# THE PROBLEM
Transcribe every entry word for word, leaving out all images.

# EXTRACTED RECORDS

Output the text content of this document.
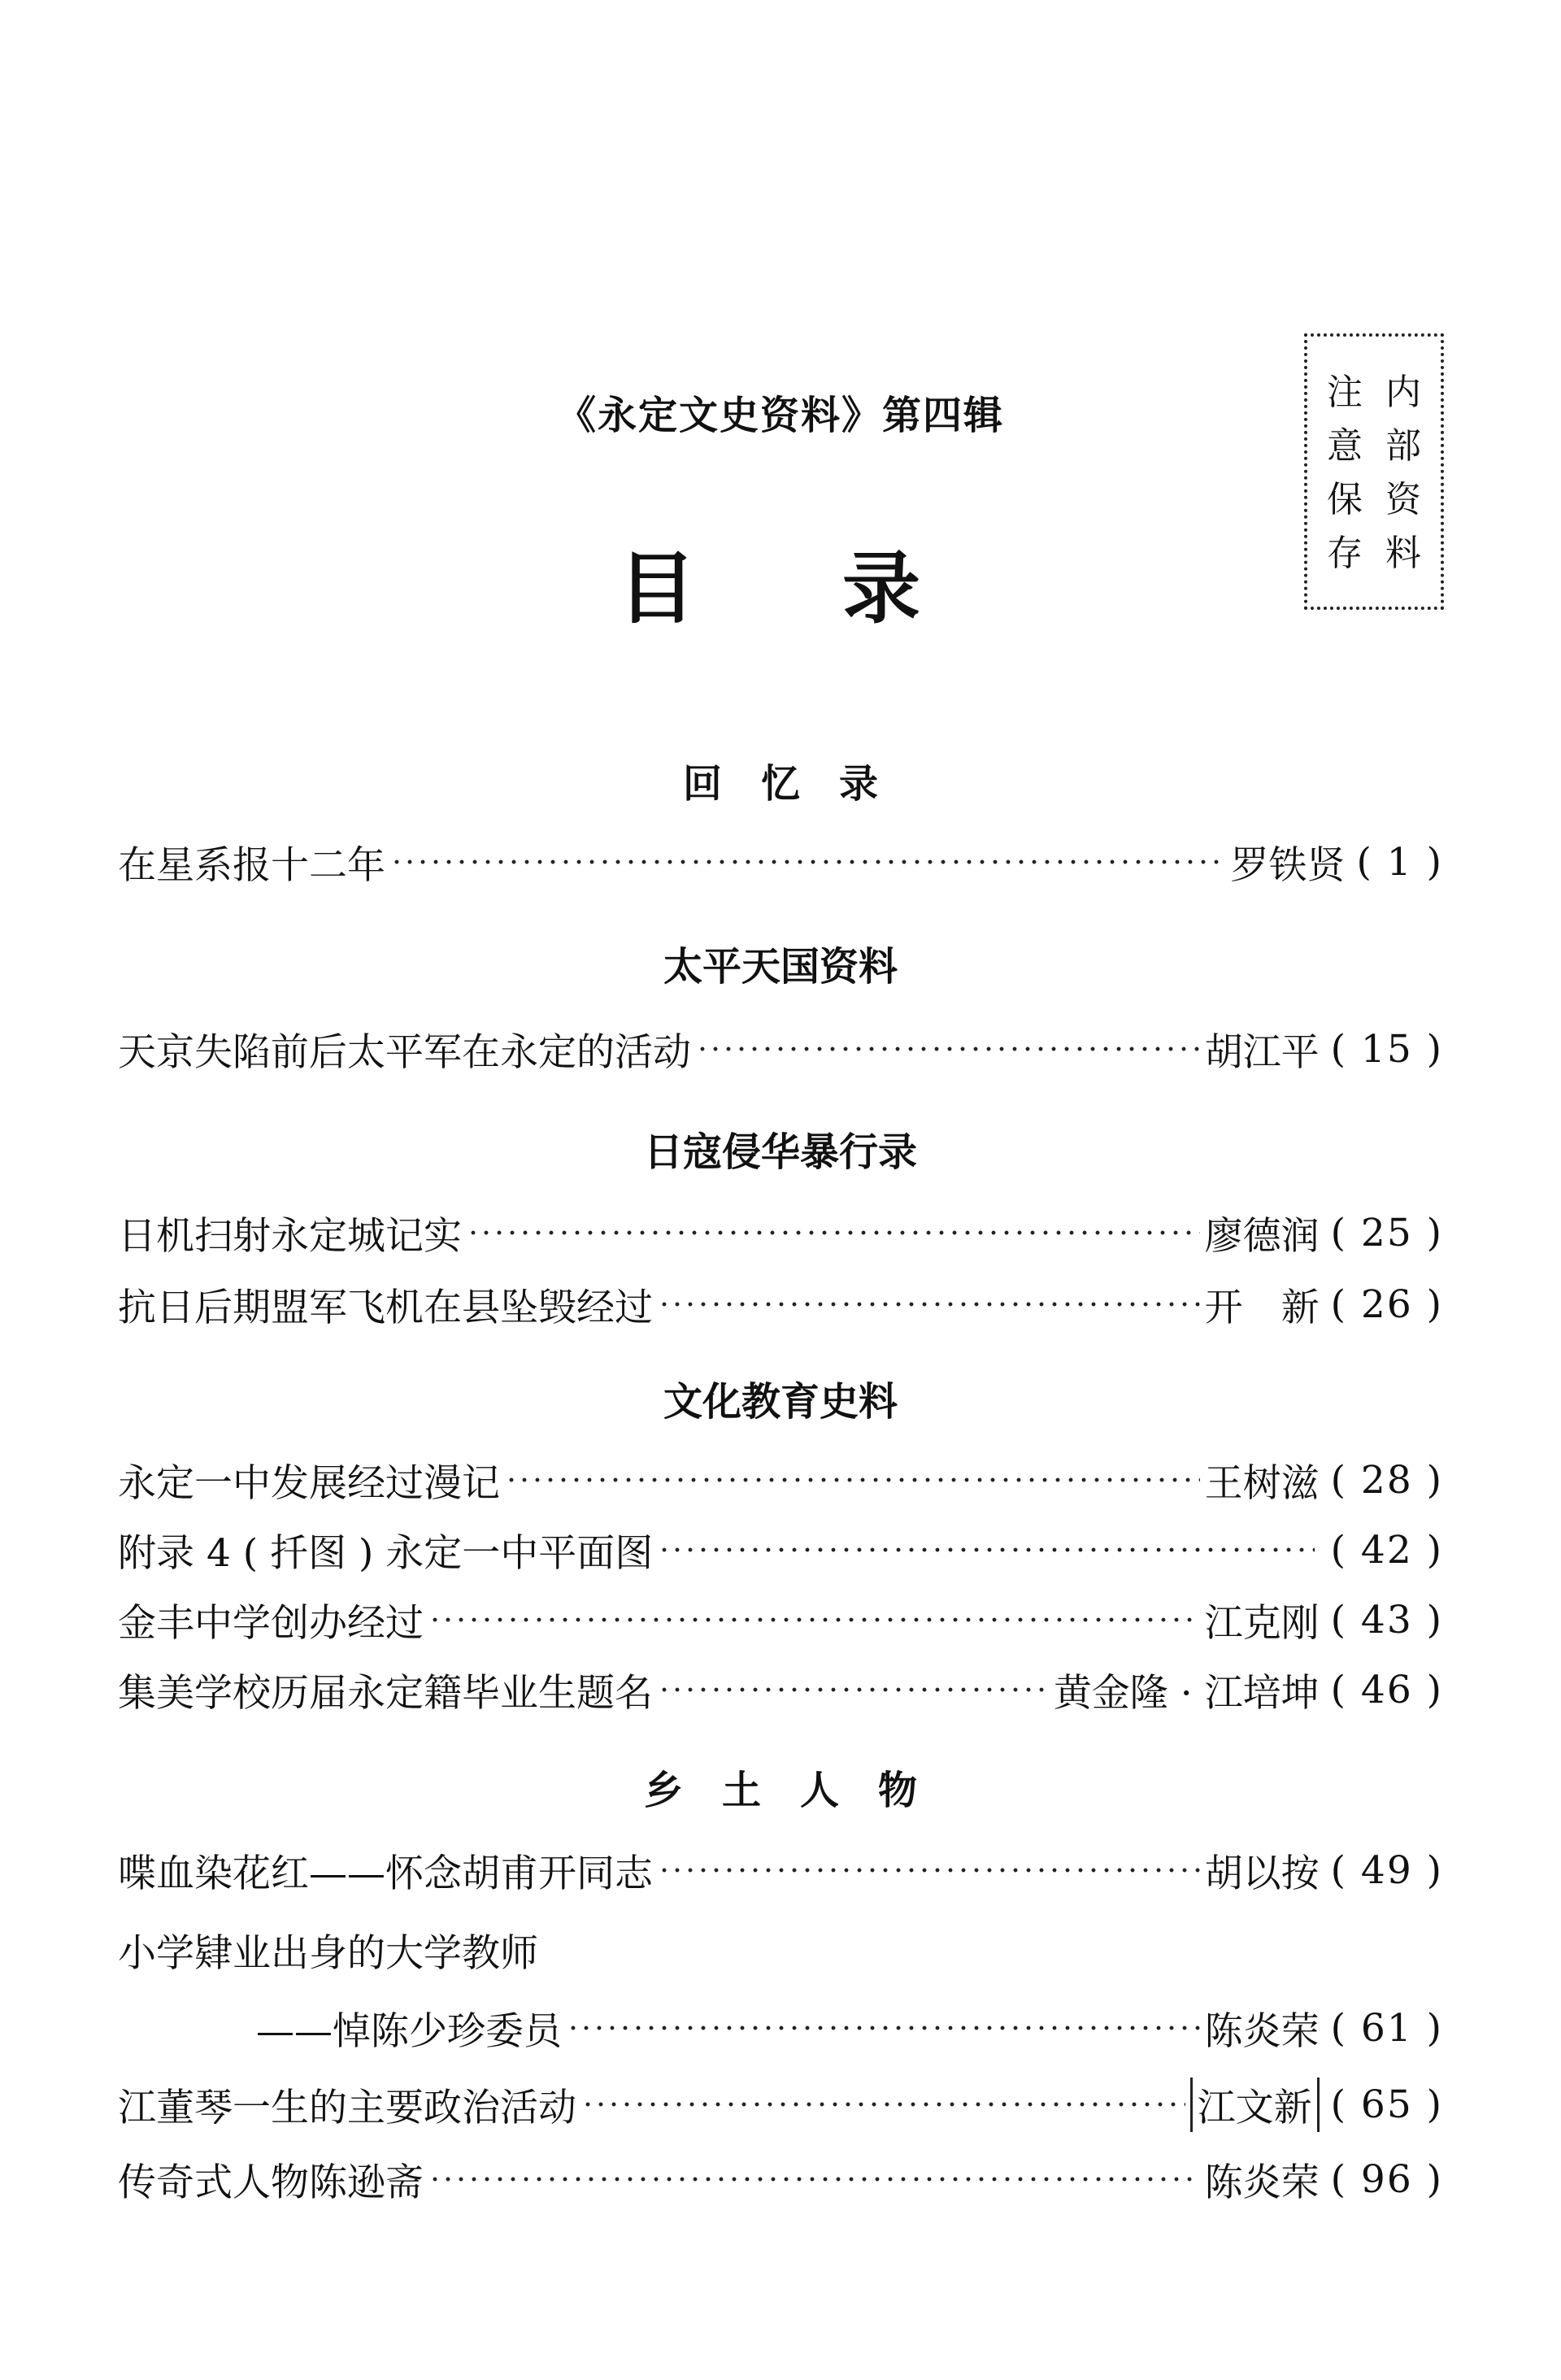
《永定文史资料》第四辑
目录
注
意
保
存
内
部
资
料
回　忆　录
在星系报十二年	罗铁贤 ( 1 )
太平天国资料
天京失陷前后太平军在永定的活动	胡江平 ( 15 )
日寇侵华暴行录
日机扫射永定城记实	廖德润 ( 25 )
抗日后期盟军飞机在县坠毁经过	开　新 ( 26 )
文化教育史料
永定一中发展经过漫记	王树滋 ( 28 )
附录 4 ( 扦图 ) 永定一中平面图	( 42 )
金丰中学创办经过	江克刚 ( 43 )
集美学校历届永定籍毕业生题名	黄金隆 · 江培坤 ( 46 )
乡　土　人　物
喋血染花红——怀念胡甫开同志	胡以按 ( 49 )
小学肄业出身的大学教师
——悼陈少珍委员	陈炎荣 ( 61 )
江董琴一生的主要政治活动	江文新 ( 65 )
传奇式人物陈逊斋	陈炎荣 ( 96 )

# THE ANSWER
Output the text content of this document.
《永定文史资料》第四辑
目录
注
意
保
存
内
部
资
料
回　忆　录
在星系报十二年	罗铁贤 ( 1 )
太平天国资料
天京失陷前后太平军在永定的活动	胡江平 ( 15 )
日寇侵华暴行录
日机扫射永定城记实	廖德润 ( 25 )
抗日后期盟军飞机在县坠毁经过	开　新 ( 26 )
文化教育史料
永定一中发展经过漫记	王树滋 ( 28 )
附录 4 ( 扦图 ) 永定一中平面图	( 42 )
金丰中学创办经过	江克刚 ( 43 )
集美学校历届永定籍毕业生题名	黄金隆 · 江培坤 ( 46 )
乡　土　人　物
喋血染花红——怀念胡甫开同志	胡以按 ( 49 )
小学肄业出身的大学教师
——悼陈少珍委员	陈炎荣 ( 61 )
江董琴一生的主要政治活动	江文新 ( 65 )
传奇式人物陈逊斋	陈炎荣 ( 96 )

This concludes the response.